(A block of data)
* Start *

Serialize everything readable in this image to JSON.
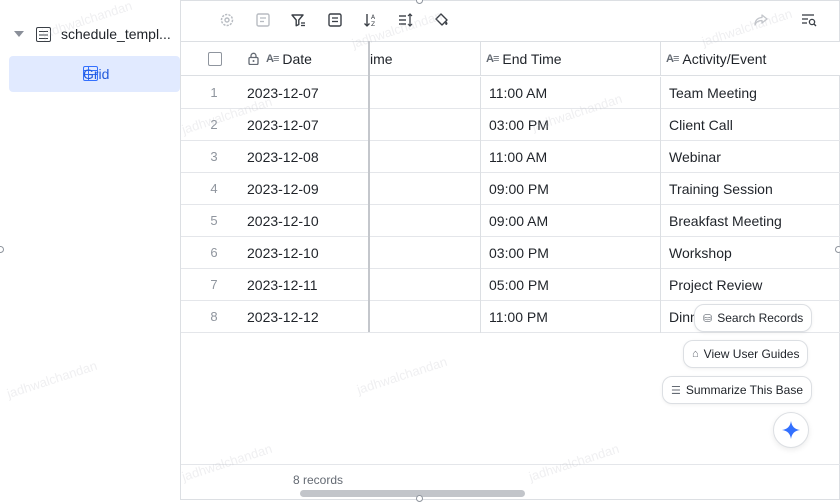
{
  "sidebar": {
    "root_label": "schedule_templ...",
    "view_label": "Grid"
  },
  "toolbar": {
    "icons": [
      "gear-icon",
      "form-icon",
      "filter-icon",
      "group-icon",
      "sort-icon",
      "row-height-icon",
      "fill-color-icon",
      "share-icon",
      "search-panel-icon"
    ]
  },
  "table": {
    "headers": {
      "date": "Date",
      "start_time": "ime",
      "end_time": "End Time",
      "activity": "Activity/Event"
    },
    "rows": [
      {
        "num": "1",
        "date": "2023-12-07",
        "end": "11:00 AM",
        "activity": "Team Meeting"
      },
      {
        "num": "2",
        "date": "2023-12-07",
        "end": "03:00 PM",
        "activity": "Client Call"
      },
      {
        "num": "3",
        "date": "2023-12-08",
        "end": "11:00 AM",
        "activity": "Webinar"
      },
      {
        "num": "4",
        "date": "2023-12-09",
        "end": "09:00 PM",
        "activity": "Training Session"
      },
      {
        "num": "5",
        "date": "2023-12-10",
        "end": "09:00 AM",
        "activity": "Breakfast Meeting"
      },
      {
        "num": "6",
        "date": "2023-12-10",
        "end": "03:00 PM",
        "activity": "Workshop"
      },
      {
        "num": "7",
        "date": "2023-12-11",
        "end": "05:00 PM",
        "activity": "Project Review"
      },
      {
        "num": "8",
        "date": "2023-12-12",
        "end": "11:00 PM",
        "activity": "Dinn"
      }
    ]
  },
  "footer": {
    "records": "8 records"
  },
  "assistant": {
    "search_records": "Search Records",
    "view_user_guides": "View User Guides",
    "summarize_base": "Summarize This Base"
  },
  "watermark": "jadhwalchandan",
  "colors": {
    "accent": "#3370ff",
    "selected_bg": "#e1eaff",
    "border": "#dcdfe3"
  }
}
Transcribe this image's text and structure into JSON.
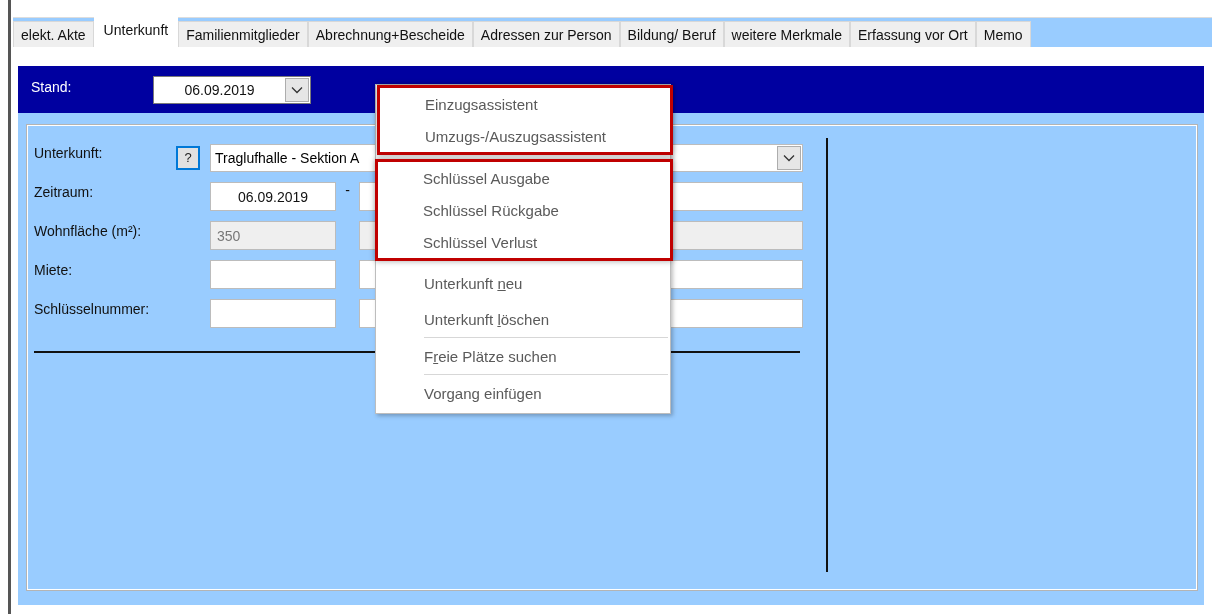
{
  "tabs": [
    {
      "label": "elekt. Akte",
      "selected": false
    },
    {
      "label": "Unterkunft",
      "selected": true
    },
    {
      "label": "Familienmitglieder",
      "selected": false
    },
    {
      "label": "Abrechnung+Bescheide",
      "selected": false
    },
    {
      "label": "Adressen zur Person",
      "selected": false
    },
    {
      "label": "Bildung/ Beruf",
      "selected": false
    },
    {
      "label": "weitere Merkmale",
      "selected": false
    },
    {
      "label": "Erfassung vor Ort",
      "selected": false
    },
    {
      "label": "Memo",
      "selected": false
    }
  ],
  "stand": {
    "label": "Stand:",
    "value": "06.09.2019"
  },
  "form": {
    "rows": [
      {
        "kind": "combo",
        "label": "Unterkunft:",
        "help": "?",
        "value": "Traglufhalle - Sektion A"
      },
      {
        "kind": "range",
        "label": "Zeitraum:",
        "value": "06.09.2019",
        "separator": "-"
      },
      {
        "kind": "readonly",
        "label": "Wohnfläche (m²):",
        "value": "350"
      },
      {
        "kind": "pair",
        "label": "Miete:"
      },
      {
        "kind": "pair",
        "label": "Schlüsselnummer:"
      }
    ]
  },
  "context_menu": {
    "groups": [
      {
        "highlighted": true,
        "separator_before": false,
        "items": [
          {
            "label_parts": [
              "Einzugsassistent"
            ]
          },
          {
            "label_parts": [
              "Umzugs-/Auszugsassistent"
            ]
          }
        ]
      },
      {
        "highlighted": true,
        "separator_before": false,
        "items": [
          {
            "label_parts": [
              "Schlüssel Ausgabe"
            ]
          },
          {
            "label_parts": [
              "Schlüssel Rückgabe"
            ]
          },
          {
            "label_parts": [
              "Schlüssel Verlust"
            ]
          }
        ]
      },
      {
        "highlighted": false,
        "separator_before": false,
        "items": [
          {
            "label_parts": [
              "Unterkunft ",
              "n",
              "eu"
            ]
          },
          {
            "label_parts": [
              "Unterkunft ",
              "l",
              "öschen"
            ]
          }
        ]
      },
      {
        "highlighted": false,
        "separator_before": true,
        "items": [
          {
            "label_parts": [
              "F",
              "r",
              "eie Plätze suchen"
            ]
          }
        ]
      },
      {
        "highlighted": false,
        "separator_before": true,
        "items": [
          {
            "label_parts": [
              "Vorgang einfügen"
            ]
          }
        ]
      }
    ]
  }
}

* End *

» **The request**:
Find and copy every line in the entries above where the string "Meeting" occurs.

» **Response below**:
        "activity": "Team Meeting"
        "activity": "Breakfast Meeting"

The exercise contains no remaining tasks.